Short problem =>
Select all lines holding the word "view" from the entries that follow.

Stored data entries
::::::::

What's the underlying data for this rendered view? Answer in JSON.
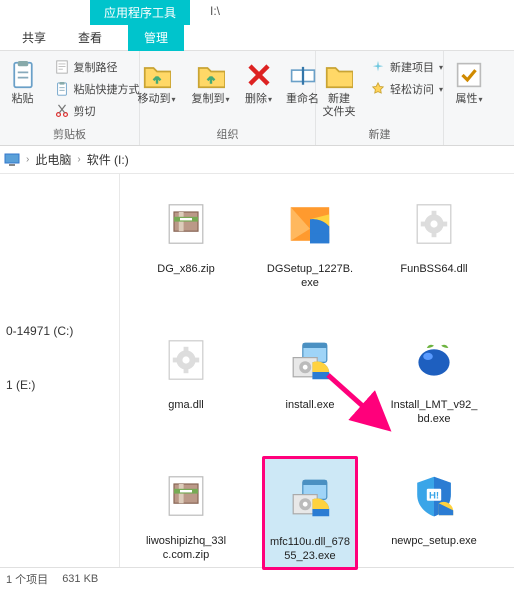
{
  "window": {
    "tool_tab": "应用程序工具",
    "title": "I:\\"
  },
  "ribbon_tabs": {
    "share": "共享",
    "view": "查看",
    "manage": "管理"
  },
  "ribbon": {
    "clipboard": {
      "paste": "粘贴",
      "copy_path": "复制路径",
      "paste_shortcut": "粘贴快捷方式",
      "cut": "剪切",
      "label": "剪贴板"
    },
    "organize": {
      "move_to": "移动到",
      "copy_to": "复制到",
      "delete": "删除",
      "rename": "重命名",
      "label": "组织"
    },
    "new": {
      "new_folder": "新建\n文件夹",
      "new_item": "新建项目",
      "easy_access": "轻松访问",
      "label": "新建"
    },
    "properties": {
      "label": "属性"
    }
  },
  "crumbs": {
    "this_pc": "此电脑",
    "drive": "软件 (I:)"
  },
  "nav": {
    "c": "0-14971 (C:)",
    "e": "1 (E:)"
  },
  "files": [
    {
      "name": "DG_x86.zip",
      "icon": "zip"
    },
    {
      "name": "DGSetup_1227B.exe",
      "icon": "setup-orange"
    },
    {
      "name": "FunBSS64.dll",
      "icon": "dll"
    },
    {
      "name": "gma.dll",
      "icon": "dll"
    },
    {
      "name": "install.exe",
      "icon": "installer"
    },
    {
      "name": "Install_LMT_v92_bd.exe",
      "icon": "blue-app"
    },
    {
      "name": "liwoshipizhq_33lc.com.zip",
      "icon": "zip"
    },
    {
      "name": "mfc110u.dll_67855_23.exe",
      "icon": "installer",
      "selected": true
    },
    {
      "name": "newpc_setup.exe",
      "icon": "shield-h"
    }
  ],
  "status": {
    "selected": "1 个项目",
    "size": "631 KB"
  },
  "colors": {
    "accent": "#00c4cc",
    "highlight": "#ff007b",
    "select_bg": "#cde8f6"
  }
}
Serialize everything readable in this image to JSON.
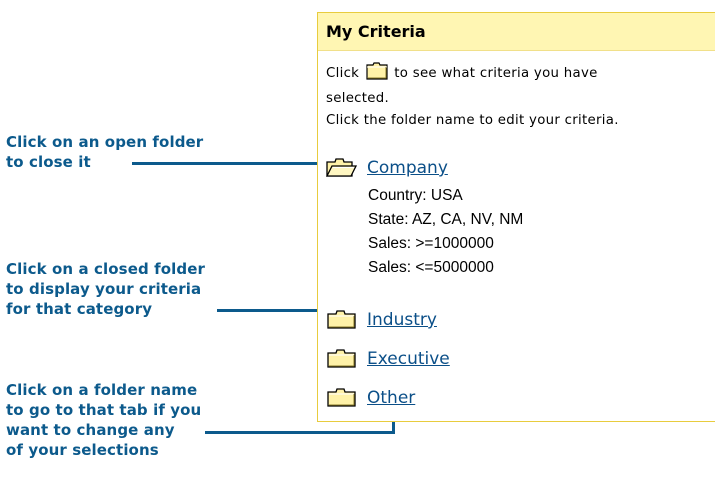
{
  "callouts": {
    "open_folder": [
      "Click on an open folder",
      "to close it"
    ],
    "closed_folder": [
      "Click on a closed folder",
      "to display your criteria",
      "for that category"
    ],
    "folder_name": [
      "Click on a folder name",
      "to go to that tab if you",
      "want to change any",
      "of your selections"
    ]
  },
  "panel": {
    "title": "My Criteria",
    "instruction_before_icon": "Click",
    "instruction_after_icon": "to see what criteria you have",
    "instruction_line2": "selected.",
    "instruction_line3": "Click the folder name to edit your criteria.",
    "folders": [
      {
        "label": "Company",
        "state": "open",
        "icon": "open-folder-icon",
        "criteria": [
          "Country: USA",
          "State: AZ, CA, NV, NM",
          "Sales: >=1000000",
          "Sales: <=5000000"
        ]
      },
      {
        "label": "Industry",
        "state": "closed",
        "icon": "closed-folder-icon"
      },
      {
        "label": "Executive",
        "state": "closed",
        "icon": "closed-folder-icon"
      },
      {
        "label": "Other",
        "state": "closed",
        "icon": "closed-folder-icon"
      }
    ]
  },
  "colors": {
    "callout_text": "#0c5a8c",
    "link": "#0b4f88",
    "header_bg": "#fff6b3",
    "panel_border": "#e8cc3e",
    "folder_fill": "#fff2a8"
  }
}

::::::::

Exercise output =>
What's the underlying data for this rendered view? Answer in JSON.
    "view": "查看",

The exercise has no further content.